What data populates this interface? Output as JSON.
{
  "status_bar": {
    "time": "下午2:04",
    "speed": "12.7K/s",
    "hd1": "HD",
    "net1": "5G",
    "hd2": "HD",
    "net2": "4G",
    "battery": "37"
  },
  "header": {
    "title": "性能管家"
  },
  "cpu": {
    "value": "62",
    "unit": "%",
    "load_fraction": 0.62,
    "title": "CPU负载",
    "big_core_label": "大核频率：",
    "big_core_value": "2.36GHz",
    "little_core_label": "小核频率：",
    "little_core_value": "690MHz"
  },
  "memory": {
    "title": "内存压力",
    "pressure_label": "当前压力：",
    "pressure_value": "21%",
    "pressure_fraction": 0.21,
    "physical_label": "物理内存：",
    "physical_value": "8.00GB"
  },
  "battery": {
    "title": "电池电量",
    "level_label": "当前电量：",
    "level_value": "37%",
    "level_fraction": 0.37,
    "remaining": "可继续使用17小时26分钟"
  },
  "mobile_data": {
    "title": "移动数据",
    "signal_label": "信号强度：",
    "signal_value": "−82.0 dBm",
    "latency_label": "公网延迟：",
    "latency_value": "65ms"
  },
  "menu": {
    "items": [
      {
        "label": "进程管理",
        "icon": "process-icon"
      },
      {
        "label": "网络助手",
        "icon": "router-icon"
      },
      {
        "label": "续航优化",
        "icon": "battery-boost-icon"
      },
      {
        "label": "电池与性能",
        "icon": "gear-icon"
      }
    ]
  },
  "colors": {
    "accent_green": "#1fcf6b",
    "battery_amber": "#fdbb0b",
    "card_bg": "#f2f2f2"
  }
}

#### [Exercise brief]
Tally the lines in the entries above that hold the word "title". Reply with nothing but that count.

#### [Solution for this problem]
5